The records below must be transcribed exactly. Do not include the pictures.
[Begin]
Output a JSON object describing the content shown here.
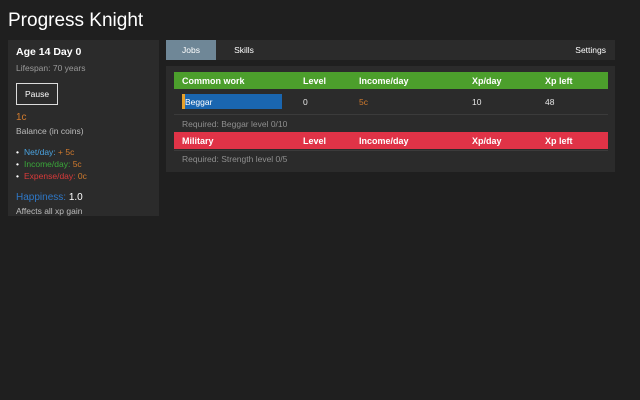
{
  "app": {
    "title": "Progress Knight"
  },
  "sidebar": {
    "age": "Age 14 Day 0",
    "lifespan": "Lifespan: 70 years",
    "pause_label": "Pause",
    "balance": {
      "value": "1c",
      "label": "Balance (in coins)"
    },
    "money": {
      "net_label": "Net/day:",
      "net_value": "+ 5c",
      "income_label": "Income/day:",
      "income_value": "5c",
      "expense_label": "Expense/day:",
      "expense_value": "0c"
    },
    "happiness": {
      "label": "Happiness:",
      "value": "1.0",
      "note": "Affects all xp gain"
    }
  },
  "tabs": {
    "jobs": "Jobs",
    "skills": "Skills",
    "settings": "Settings",
    "active": "Jobs"
  },
  "job_table": {
    "columns": [
      "Level",
      "Income/day",
      "Xp/day",
      "Xp left"
    ],
    "groups": [
      {
        "name": "Common work",
        "color": "#4c9f2c",
        "rows": [
          {
            "name": "Beggar",
            "level": "0",
            "income": "5c",
            "xp_day": "10",
            "xp_left": "48",
            "progress": 0.03
          }
        ],
        "required": "Required: Beggar level 0/10"
      },
      {
        "name": "Military",
        "color": "#e03347",
        "rows": [],
        "required": "Required: Strength level 0/5"
      }
    ]
  },
  "colors": {
    "coin": "#d07a2d",
    "bar_blue": "#1a66b0",
    "bar_fill": "#e6a12a",
    "panel": "#2b2b2b",
    "background": "#1f1f1f"
  }
}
[End]
Written response:
Output a JSON object describing the content shown here.
{
  "app": {
    "title": "Progress Knight"
  },
  "sidebar": {
    "age": "Age 14 Day 0",
    "lifespan": "Lifespan: 70 years",
    "pause_label": "Pause",
    "balance": {
      "value": "1c",
      "label": "Balance (in coins)"
    },
    "money": {
      "net_label": "Net/day:",
      "net_value": "+ 5c",
      "income_label": "Income/day:",
      "income_value": "5c",
      "expense_label": "Expense/day:",
      "expense_value": "0c"
    },
    "happiness": {
      "label": "Happiness:",
      "value": "1.0",
      "note": "Affects all xp gain"
    }
  },
  "tabs": {
    "jobs": "Jobs",
    "skills": "Skills",
    "settings": "Settings",
    "active": "Jobs"
  },
  "job_table": {
    "columns": [
      "Level",
      "Income/day",
      "Xp/day",
      "Xp left"
    ],
    "groups": [
      {
        "name": "Common work",
        "color": "#4c9f2c",
        "rows": [
          {
            "name": "Beggar",
            "level": "0",
            "income": "5c",
            "xp_day": "10",
            "xp_left": "48",
            "progress": 0.03
          }
        ],
        "required": "Required: Beggar level 0/10"
      },
      {
        "name": "Military",
        "color": "#e03347",
        "rows": [],
        "required": "Required: Strength level 0/5"
      }
    ]
  },
  "colors": {
    "coin": "#d07a2d",
    "bar_blue": "#1a66b0",
    "bar_fill": "#e6a12a",
    "panel": "#2b2b2b",
    "background": "#1f1f1f"
  }
}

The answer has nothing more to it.